## WHAT IS ASKED
Below are some entries. Work out how many of their lines hold the word "color", and write that number alone.

(Items from a dataset)

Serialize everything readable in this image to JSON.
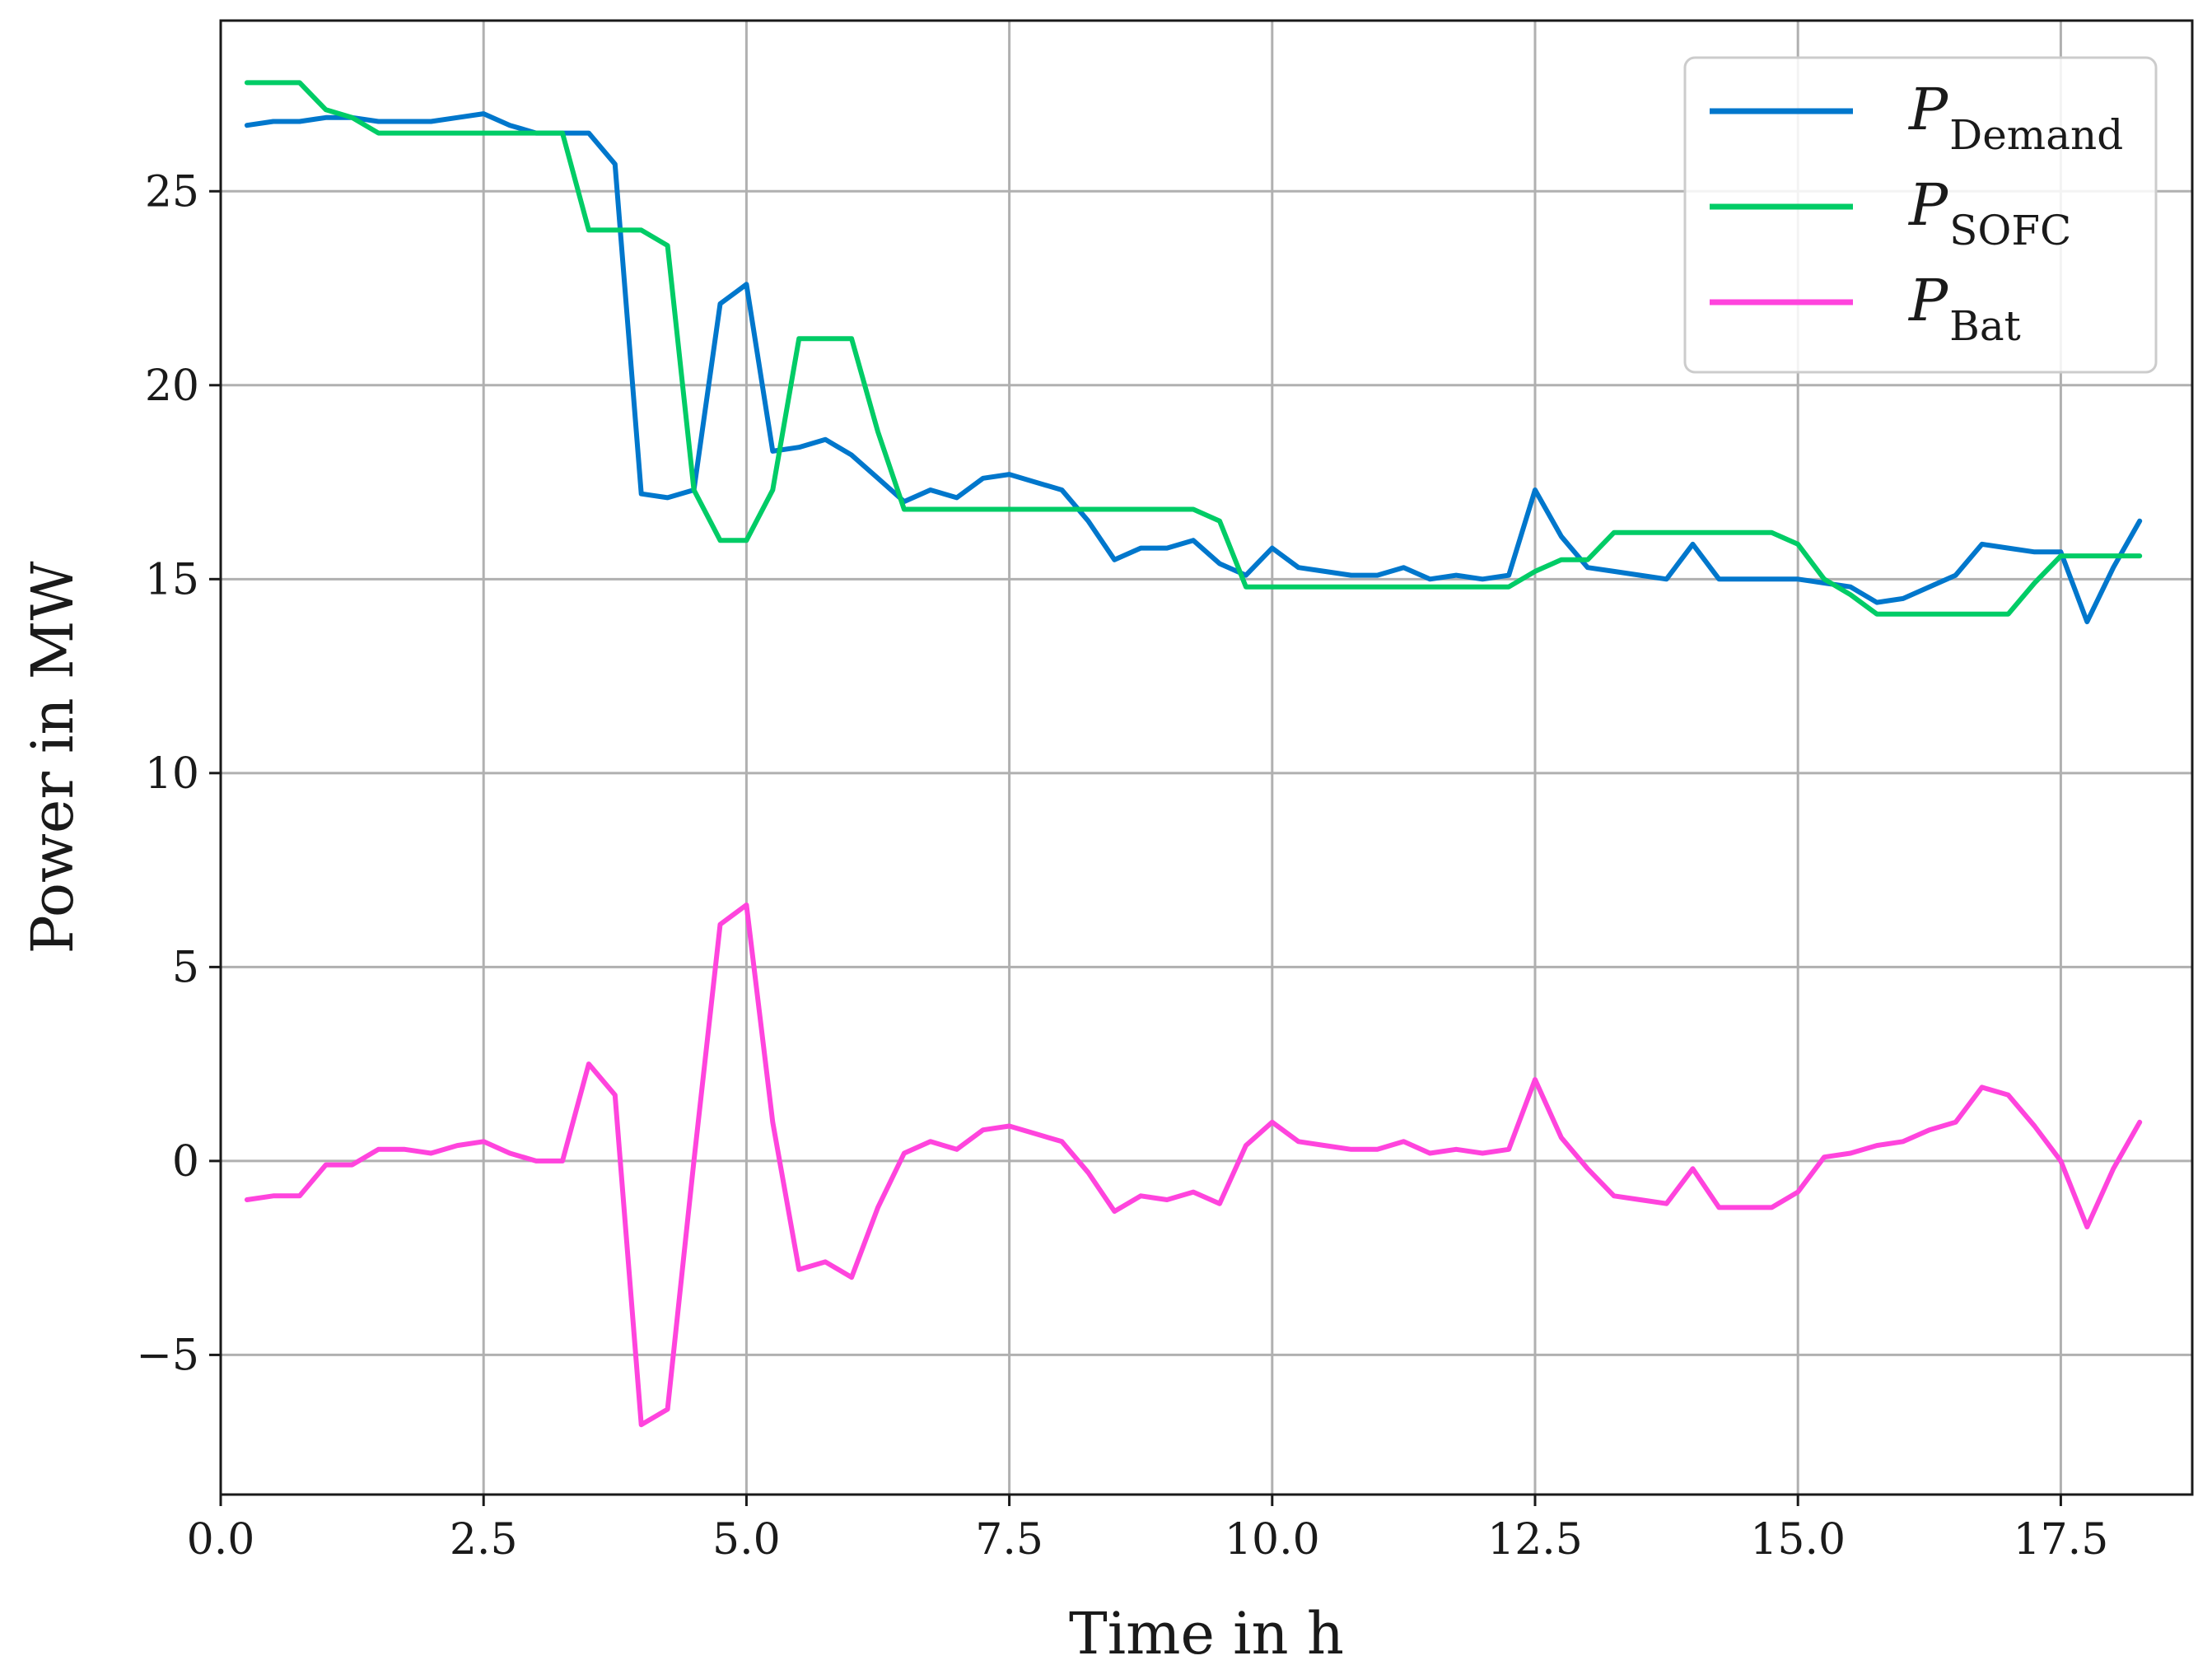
{
  "chart_data": {
    "type": "line",
    "title": "",
    "xlabel": "Time in h",
    "ylabel": "Power in MW",
    "xlim": [
      0,
      18.75
    ],
    "ylim": [
      -8.6,
      29.4
    ],
    "x_ticks": [
      0.0,
      2.5,
      5.0,
      7.5,
      10.0,
      12.5,
      15.0,
      17.5
    ],
    "x_tick_labels": [
      "0.0",
      "2.5",
      "5.0",
      "7.5",
      "10.0",
      "12.5",
      "15.0",
      "17.5"
    ],
    "y_ticks": [
      -5,
      0,
      5,
      10,
      15,
      20,
      25
    ],
    "y_tick_labels": [
      "−5",
      "0",
      "5",
      "10",
      "15",
      "20",
      "25"
    ],
    "grid": true,
    "legend_position": "top-right",
    "series": [
      {
        "name": "P_Demand",
        "legend_main": "P",
        "legend_sub": "Demand",
        "color": "#0077cc",
        "x": [
          0.25,
          0.5,
          0.75,
          1.0,
          1.25,
          1.5,
          1.75,
          2.0,
          2.25,
          2.5,
          2.75,
          3.0,
          3.25,
          3.5,
          3.75,
          4.0,
          4.25,
          4.5,
          4.75,
          5.0,
          5.25,
          5.5,
          5.75,
          6.0,
          6.25,
          6.5,
          6.75,
          7.0,
          7.25,
          7.5,
          7.75,
          8.0,
          8.25,
          8.5,
          8.75,
          9.0,
          9.25,
          9.5,
          9.75,
          10.0,
          10.25,
          10.5,
          10.75,
          11.0,
          11.25,
          11.5,
          11.75,
          12.0,
          12.25,
          12.5,
          12.75,
          13.0,
          13.25,
          13.5,
          13.75,
          14.0,
          14.25,
          14.5,
          14.75,
          15.0,
          15.25,
          15.5,
          15.75,
          16.0,
          16.25,
          16.5,
          16.75,
          17.0,
          17.25,
          17.5,
          17.75,
          18.0,
          18.25
        ],
        "y": [
          26.7,
          26.8,
          26.8,
          26.9,
          26.9,
          26.8,
          26.8,
          26.8,
          26.9,
          27.0,
          26.7,
          26.5,
          26.5,
          26.5,
          25.7,
          17.2,
          17.1,
          17.3,
          22.1,
          22.6,
          18.3,
          18.4,
          18.6,
          18.2,
          17.6,
          17.0,
          17.3,
          17.1,
          17.6,
          17.7,
          17.5,
          17.3,
          16.5,
          15.5,
          15.8,
          15.8,
          16.0,
          15.4,
          15.1,
          15.8,
          15.3,
          15.2,
          15.1,
          15.1,
          15.3,
          15.0,
          15.1,
          15.0,
          15.1,
          17.3,
          16.1,
          15.3,
          15.2,
          15.1,
          15.0,
          15.9,
          15.0,
          15.0,
          15.0,
          15.0,
          14.9,
          14.8,
          14.4,
          14.5,
          14.8,
          15.1,
          15.9,
          15.8,
          15.7,
          15.7,
          13.9,
          15.3,
          16.5
        ]
      },
      {
        "name": "P_SOFC",
        "legend_main": "P",
        "legend_sub": "SOFC",
        "color": "#00cc66",
        "x": [
          0.25,
          0.5,
          0.75,
          1.0,
          1.25,
          1.5,
          1.75,
          2.0,
          2.25,
          2.5,
          2.75,
          3.0,
          3.25,
          3.5,
          3.75,
          4.0,
          4.25,
          4.5,
          4.75,
          5.0,
          5.25,
          5.5,
          5.75,
          6.0,
          6.25,
          6.5,
          6.75,
          7.0,
          7.25,
          7.5,
          7.75,
          8.0,
          8.25,
          8.5,
          8.75,
          9.0,
          9.25,
          9.5,
          9.75,
          10.0,
          10.25,
          10.5,
          10.75,
          11.0,
          11.25,
          11.5,
          11.75,
          12.0,
          12.25,
          12.5,
          12.75,
          13.0,
          13.25,
          13.5,
          13.75,
          14.0,
          14.25,
          14.5,
          14.75,
          15.0,
          15.25,
          15.5,
          15.75,
          16.0,
          16.25,
          16.5,
          16.75,
          17.0,
          17.25,
          17.5,
          17.75,
          18.0,
          18.25
        ],
        "y": [
          27.8,
          27.8,
          27.8,
          27.1,
          26.9,
          26.5,
          26.5,
          26.5,
          26.5,
          26.5,
          26.5,
          26.5,
          26.5,
          24.0,
          24.0,
          24.0,
          23.6,
          17.3,
          16.0,
          16.0,
          17.3,
          21.2,
          21.2,
          21.2,
          18.8,
          16.8,
          16.8,
          16.8,
          16.8,
          16.8,
          16.8,
          16.8,
          16.8,
          16.8,
          16.8,
          16.8,
          16.8,
          16.5,
          14.8,
          14.8,
          14.8,
          14.8,
          14.8,
          14.8,
          14.8,
          14.8,
          14.8,
          14.8,
          14.8,
          15.2,
          15.5,
          15.5,
          16.2,
          16.2,
          16.2,
          16.2,
          16.2,
          16.2,
          16.2,
          15.9,
          15.0,
          14.6,
          14.1,
          14.1,
          14.1,
          14.1,
          14.1,
          14.1,
          14.9,
          15.6,
          15.6,
          15.6,
          15.6
        ]
      },
      {
        "name": "P_Bat",
        "legend_main": "P",
        "legend_sub": "Bat",
        "color": "#ff44dd",
        "x": [
          0.25,
          0.5,
          0.75,
          1.0,
          1.25,
          1.5,
          1.75,
          2.0,
          2.25,
          2.5,
          2.75,
          3.0,
          3.25,
          3.5,
          3.75,
          4.0,
          4.25,
          4.5,
          4.75,
          5.0,
          5.25,
          5.5,
          5.75,
          6.0,
          6.25,
          6.5,
          6.75,
          7.0,
          7.25,
          7.5,
          7.75,
          8.0,
          8.25,
          8.5,
          8.75,
          9.0,
          9.25,
          9.5,
          9.75,
          10.0,
          10.25,
          10.5,
          10.75,
          11.0,
          11.25,
          11.5,
          11.75,
          12.0,
          12.25,
          12.5,
          12.75,
          13.0,
          13.25,
          13.5,
          13.75,
          14.0,
          14.25,
          14.5,
          14.75,
          15.0,
          15.25,
          15.5,
          15.75,
          16.0,
          16.25,
          16.5,
          16.75,
          17.0,
          17.25,
          17.5,
          17.75,
          18.0,
          18.25
        ],
        "y": [
          -1.0,
          -0.9,
          -0.9,
          -0.1,
          -0.1,
          0.3,
          0.3,
          0.2,
          0.4,
          0.5,
          0.2,
          0.0,
          0.0,
          2.5,
          1.7,
          -6.8,
          -6.4,
          0.0,
          6.1,
          6.6,
          1.0,
          -2.8,
          -2.6,
          -3.0,
          -1.2,
          0.2,
          0.5,
          0.3,
          0.8,
          0.9,
          0.7,
          0.5,
          -0.3,
          -1.3,
          -0.9,
          -1.0,
          -0.8,
          -1.1,
          0.4,
          1.0,
          0.5,
          0.4,
          0.3,
          0.3,
          0.5,
          0.2,
          0.3,
          0.2,
          0.3,
          2.1,
          0.6,
          -0.2,
          -0.9,
          -1.0,
          -1.1,
          -0.2,
          -1.2,
          -1.2,
          -1.2,
          -0.8,
          0.1,
          0.2,
          0.4,
          0.5,
          0.8,
          1.0,
          1.9,
          1.7,
          0.9,
          0.0,
          -1.7,
          -0.2,
          1.0
        ]
      }
    ]
  }
}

## FINAL RESULT
3